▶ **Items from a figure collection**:
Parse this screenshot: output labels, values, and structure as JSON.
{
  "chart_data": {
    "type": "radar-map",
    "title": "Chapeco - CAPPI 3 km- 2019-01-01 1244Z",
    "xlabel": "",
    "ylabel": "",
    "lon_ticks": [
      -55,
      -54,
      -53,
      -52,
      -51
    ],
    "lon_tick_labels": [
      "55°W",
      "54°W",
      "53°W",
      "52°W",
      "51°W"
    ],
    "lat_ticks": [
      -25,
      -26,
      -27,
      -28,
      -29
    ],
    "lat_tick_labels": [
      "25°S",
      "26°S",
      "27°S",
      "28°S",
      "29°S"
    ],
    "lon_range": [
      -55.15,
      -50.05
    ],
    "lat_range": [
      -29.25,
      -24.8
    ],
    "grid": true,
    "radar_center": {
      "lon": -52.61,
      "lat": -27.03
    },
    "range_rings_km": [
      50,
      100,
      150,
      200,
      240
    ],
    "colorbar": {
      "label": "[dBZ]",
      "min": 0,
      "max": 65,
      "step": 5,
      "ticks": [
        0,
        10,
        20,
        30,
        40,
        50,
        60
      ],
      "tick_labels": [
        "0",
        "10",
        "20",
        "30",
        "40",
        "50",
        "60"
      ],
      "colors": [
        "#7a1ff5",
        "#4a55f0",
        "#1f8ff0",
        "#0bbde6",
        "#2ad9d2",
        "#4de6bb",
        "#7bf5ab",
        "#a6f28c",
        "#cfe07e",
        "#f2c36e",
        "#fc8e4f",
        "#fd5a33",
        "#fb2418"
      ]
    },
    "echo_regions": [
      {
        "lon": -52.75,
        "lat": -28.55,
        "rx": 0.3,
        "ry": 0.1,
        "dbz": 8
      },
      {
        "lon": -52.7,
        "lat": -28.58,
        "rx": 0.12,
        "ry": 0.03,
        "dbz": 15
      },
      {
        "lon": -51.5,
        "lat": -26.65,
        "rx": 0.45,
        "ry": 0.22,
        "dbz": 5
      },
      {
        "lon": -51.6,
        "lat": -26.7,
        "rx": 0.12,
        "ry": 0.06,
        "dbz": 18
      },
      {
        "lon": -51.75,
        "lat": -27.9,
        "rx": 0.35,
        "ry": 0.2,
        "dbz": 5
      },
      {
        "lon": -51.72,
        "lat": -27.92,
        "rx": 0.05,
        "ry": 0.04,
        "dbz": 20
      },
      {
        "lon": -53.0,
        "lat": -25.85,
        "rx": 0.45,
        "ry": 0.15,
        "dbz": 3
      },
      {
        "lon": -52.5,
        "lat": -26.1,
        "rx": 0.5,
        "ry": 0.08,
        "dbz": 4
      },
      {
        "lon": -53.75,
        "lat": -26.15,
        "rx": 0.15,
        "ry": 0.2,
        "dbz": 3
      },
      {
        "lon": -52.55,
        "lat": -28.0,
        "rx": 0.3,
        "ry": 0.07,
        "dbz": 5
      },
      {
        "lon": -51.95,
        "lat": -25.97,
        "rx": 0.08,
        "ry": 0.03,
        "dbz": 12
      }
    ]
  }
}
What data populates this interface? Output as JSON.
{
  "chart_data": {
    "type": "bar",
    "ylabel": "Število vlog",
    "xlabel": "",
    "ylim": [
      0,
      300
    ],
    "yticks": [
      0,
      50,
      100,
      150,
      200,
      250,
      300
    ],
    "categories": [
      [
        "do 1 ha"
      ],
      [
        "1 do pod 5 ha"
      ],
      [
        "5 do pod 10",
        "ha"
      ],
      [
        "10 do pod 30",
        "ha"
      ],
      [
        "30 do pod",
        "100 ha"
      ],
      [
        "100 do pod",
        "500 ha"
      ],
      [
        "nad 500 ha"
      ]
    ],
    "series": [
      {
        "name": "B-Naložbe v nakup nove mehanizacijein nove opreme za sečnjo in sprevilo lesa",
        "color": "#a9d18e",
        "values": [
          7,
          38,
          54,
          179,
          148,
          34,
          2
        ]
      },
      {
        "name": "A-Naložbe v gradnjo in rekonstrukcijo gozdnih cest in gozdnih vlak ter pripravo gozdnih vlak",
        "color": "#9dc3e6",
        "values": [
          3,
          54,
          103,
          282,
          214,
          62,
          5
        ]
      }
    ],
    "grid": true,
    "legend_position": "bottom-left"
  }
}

▶ **DIRECTION**:
Copy out each line of the material that holds the word "Naložbe".

▶ **THE SOLUTION**:
        "name": "B-Naložbe v nakup nove mehanizacijein nove opreme za sečnjo in sprevilo lesa",
        "name": "A-Naložbe v gradnjo in rekonstrukcijo gozdnih cest in gozdnih vlak ter pripravo gozdnih vlak",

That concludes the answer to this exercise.